* [Supplied data]
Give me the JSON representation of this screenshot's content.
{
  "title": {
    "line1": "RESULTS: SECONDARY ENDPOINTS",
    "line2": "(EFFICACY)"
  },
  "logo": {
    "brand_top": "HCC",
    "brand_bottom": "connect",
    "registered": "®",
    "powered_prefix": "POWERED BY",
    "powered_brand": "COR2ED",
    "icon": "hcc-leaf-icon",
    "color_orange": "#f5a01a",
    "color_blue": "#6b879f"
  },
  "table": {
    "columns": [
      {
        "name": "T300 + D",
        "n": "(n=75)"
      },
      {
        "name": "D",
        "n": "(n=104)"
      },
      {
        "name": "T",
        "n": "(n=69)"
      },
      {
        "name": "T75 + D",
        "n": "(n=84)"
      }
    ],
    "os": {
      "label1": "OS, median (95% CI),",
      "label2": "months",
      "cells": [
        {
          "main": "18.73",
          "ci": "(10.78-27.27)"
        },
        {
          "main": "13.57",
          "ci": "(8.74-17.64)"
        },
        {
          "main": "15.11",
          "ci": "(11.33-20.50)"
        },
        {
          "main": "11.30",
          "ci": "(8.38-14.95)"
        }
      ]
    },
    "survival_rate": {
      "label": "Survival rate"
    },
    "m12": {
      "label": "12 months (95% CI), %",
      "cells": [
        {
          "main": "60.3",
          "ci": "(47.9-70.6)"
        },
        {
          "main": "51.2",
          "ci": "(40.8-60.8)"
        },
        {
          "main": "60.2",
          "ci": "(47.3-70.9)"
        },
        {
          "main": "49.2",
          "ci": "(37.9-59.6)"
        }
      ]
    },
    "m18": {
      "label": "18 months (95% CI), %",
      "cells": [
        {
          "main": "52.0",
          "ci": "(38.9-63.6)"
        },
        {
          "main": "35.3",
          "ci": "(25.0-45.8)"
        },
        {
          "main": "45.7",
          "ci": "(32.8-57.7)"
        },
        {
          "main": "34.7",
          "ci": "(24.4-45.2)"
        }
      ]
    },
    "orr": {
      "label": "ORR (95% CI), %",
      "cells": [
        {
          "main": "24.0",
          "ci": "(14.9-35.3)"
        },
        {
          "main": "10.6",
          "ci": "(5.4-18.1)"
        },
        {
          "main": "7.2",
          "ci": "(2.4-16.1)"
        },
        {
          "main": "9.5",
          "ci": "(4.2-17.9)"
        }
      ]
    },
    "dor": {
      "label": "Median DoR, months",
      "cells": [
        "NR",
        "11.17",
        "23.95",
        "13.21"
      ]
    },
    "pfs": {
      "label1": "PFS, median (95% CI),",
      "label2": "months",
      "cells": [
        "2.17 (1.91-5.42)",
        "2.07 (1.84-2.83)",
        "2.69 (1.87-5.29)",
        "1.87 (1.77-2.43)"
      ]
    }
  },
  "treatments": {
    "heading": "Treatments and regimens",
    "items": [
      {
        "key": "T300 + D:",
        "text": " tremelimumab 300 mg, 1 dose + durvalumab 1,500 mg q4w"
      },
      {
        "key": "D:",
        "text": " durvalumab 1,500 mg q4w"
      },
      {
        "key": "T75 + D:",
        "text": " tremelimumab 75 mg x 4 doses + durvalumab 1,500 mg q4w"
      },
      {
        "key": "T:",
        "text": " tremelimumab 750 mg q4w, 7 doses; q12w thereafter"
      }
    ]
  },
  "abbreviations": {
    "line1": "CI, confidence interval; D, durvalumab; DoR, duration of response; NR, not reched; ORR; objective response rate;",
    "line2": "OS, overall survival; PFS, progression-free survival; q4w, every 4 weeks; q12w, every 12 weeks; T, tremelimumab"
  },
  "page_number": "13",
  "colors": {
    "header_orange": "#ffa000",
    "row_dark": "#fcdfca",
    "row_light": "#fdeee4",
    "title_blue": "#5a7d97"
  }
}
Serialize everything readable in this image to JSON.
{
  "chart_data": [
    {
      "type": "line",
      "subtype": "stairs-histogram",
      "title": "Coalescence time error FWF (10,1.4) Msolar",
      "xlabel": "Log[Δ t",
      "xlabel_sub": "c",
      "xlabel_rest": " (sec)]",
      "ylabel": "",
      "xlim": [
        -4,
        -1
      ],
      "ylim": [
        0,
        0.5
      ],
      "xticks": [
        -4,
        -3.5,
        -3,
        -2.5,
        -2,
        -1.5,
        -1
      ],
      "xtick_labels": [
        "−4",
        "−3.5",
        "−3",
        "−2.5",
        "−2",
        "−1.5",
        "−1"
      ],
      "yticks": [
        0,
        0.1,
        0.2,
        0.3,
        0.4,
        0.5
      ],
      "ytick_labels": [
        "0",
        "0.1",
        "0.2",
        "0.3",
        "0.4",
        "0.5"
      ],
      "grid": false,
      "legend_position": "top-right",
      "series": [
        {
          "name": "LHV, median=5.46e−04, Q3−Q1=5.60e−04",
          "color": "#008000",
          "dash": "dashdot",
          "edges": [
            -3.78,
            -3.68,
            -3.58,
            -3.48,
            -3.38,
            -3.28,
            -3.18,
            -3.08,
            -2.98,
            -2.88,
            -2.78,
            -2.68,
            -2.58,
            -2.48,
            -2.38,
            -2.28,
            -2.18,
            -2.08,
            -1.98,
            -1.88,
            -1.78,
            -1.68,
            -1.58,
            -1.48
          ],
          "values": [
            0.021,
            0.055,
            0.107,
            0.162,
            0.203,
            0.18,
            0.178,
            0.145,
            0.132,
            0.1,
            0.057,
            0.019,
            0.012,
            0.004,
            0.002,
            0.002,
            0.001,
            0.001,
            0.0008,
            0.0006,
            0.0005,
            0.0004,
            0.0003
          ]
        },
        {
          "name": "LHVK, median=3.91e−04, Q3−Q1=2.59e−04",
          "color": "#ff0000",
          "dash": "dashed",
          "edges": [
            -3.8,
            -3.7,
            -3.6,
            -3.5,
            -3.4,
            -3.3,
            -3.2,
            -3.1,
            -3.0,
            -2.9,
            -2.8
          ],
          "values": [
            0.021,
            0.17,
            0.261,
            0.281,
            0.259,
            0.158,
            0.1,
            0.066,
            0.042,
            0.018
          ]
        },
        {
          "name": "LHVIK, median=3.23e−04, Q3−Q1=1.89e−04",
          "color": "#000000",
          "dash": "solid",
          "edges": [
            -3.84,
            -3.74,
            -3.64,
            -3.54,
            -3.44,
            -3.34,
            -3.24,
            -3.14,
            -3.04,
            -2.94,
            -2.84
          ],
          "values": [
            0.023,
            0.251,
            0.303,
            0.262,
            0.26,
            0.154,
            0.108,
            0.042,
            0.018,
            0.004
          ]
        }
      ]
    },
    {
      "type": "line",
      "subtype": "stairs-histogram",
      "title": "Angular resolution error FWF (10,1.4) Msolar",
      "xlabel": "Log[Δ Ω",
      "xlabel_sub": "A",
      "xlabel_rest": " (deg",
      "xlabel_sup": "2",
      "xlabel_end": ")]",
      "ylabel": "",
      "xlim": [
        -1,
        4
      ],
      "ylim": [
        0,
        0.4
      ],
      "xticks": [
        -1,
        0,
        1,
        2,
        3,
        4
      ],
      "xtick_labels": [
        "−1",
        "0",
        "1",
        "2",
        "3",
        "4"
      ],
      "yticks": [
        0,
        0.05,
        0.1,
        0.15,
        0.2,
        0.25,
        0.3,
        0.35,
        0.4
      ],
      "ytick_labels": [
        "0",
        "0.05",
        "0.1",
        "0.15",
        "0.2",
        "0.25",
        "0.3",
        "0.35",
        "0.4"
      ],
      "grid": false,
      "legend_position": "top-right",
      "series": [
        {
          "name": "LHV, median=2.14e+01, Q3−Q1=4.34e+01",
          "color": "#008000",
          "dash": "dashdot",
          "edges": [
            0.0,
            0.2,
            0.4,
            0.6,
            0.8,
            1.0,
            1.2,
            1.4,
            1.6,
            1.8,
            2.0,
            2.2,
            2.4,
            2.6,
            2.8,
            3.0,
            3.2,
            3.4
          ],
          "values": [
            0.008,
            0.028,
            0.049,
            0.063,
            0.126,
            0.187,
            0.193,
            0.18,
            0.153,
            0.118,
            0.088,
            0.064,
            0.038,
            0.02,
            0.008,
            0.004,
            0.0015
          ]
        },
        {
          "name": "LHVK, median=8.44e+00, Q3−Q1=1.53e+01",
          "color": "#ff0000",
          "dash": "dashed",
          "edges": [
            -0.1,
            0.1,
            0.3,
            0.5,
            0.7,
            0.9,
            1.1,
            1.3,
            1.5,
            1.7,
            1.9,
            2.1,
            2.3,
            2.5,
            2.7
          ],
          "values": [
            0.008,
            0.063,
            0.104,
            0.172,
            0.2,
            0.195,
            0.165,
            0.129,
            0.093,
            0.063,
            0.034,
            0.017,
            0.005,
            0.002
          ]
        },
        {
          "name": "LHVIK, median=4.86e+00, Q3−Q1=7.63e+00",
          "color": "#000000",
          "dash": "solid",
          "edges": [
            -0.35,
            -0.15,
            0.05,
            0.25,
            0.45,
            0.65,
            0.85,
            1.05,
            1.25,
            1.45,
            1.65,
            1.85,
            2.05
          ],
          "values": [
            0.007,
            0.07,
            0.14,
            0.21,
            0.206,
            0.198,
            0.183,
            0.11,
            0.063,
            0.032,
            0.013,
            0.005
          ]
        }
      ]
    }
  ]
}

* [Direction]
From the entries above, collect every line with the string "doses" in it.

* [Complete answer]
        "text": " tremelimumab 75 mg x 4 doses + durvalumab 1,500 mg q4w"
        "text": " tremelimumab 750 mg q4w, 7 doses; q12w thereafter"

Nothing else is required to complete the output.